Extracted data entries:

----

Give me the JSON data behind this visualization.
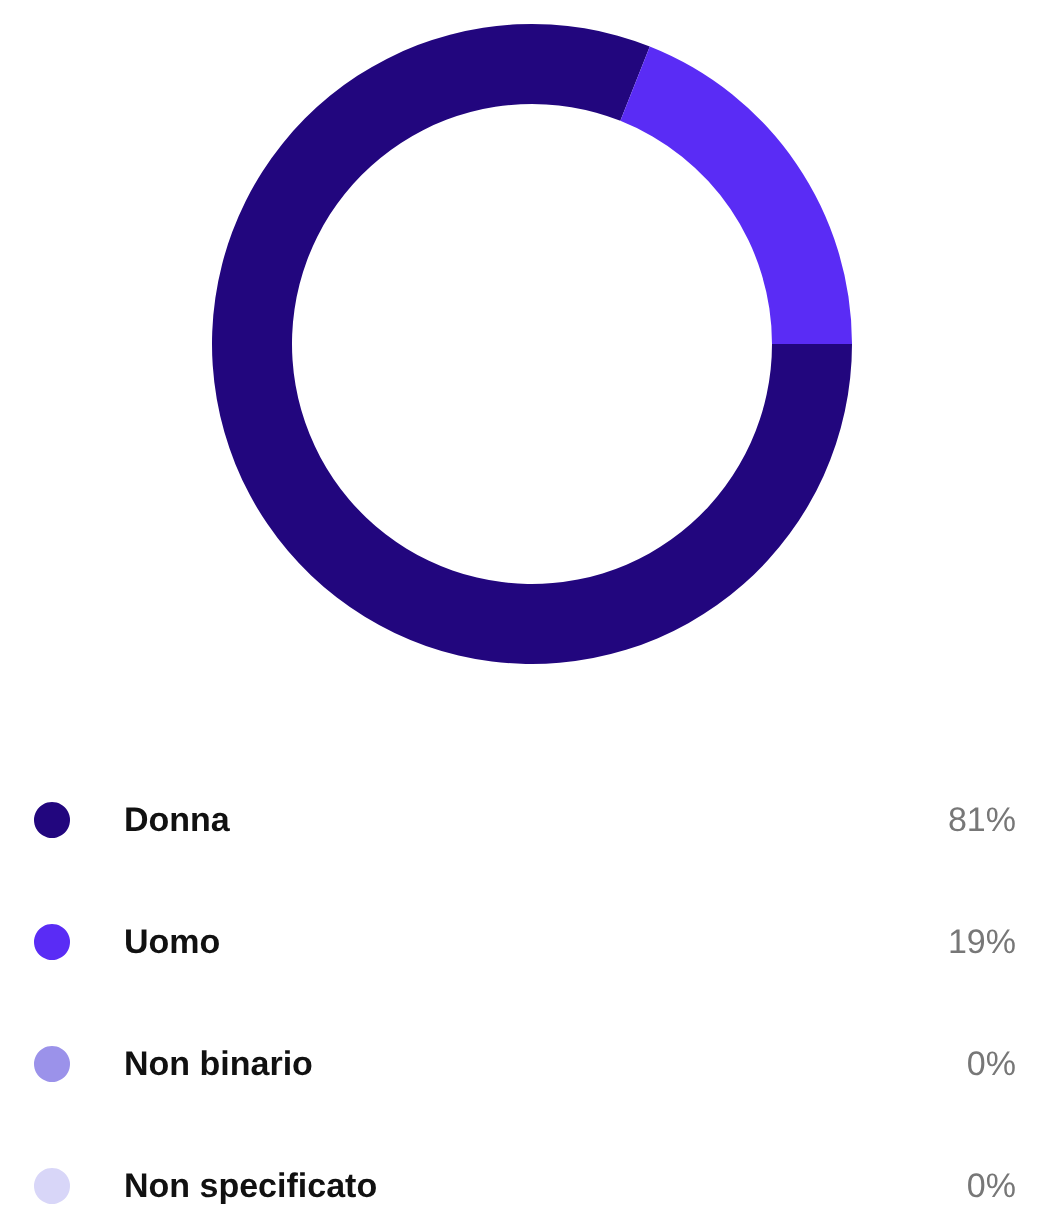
{
  "chart_data": {
    "type": "donut",
    "categories": [
      "Donna",
      "Uomo",
      "Non binario",
      "Non specificato"
    ],
    "values": [
      81,
      19,
      0,
      0
    ],
    "colors": [
      "#22067e",
      "#5a2cf5",
      "#9b92ea",
      "#d8d6f8"
    ],
    "value_labels": [
      "81%",
      "19%",
      "0%",
      "0%"
    ],
    "legend": "bottom"
  }
}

----

:: Problem to work on ::
Strip out the images, then output the records above word for word.

:: Expected output ::
Give me the JSON data behind this visualization.
{
  "chart_data": {
    "type": "donut",
    "categories": [
      "Donna",
      "Uomo",
      "Non binario",
      "Non specificato"
    ],
    "values": [
      81,
      19,
      0,
      0
    ],
    "colors": [
      "#22067e",
      "#5a2cf5",
      "#9b92ea",
      "#d8d6f8"
    ],
    "value_labels": [
      "81%",
      "19%",
      "0%",
      "0%"
    ],
    "legend": "bottom"
  }
}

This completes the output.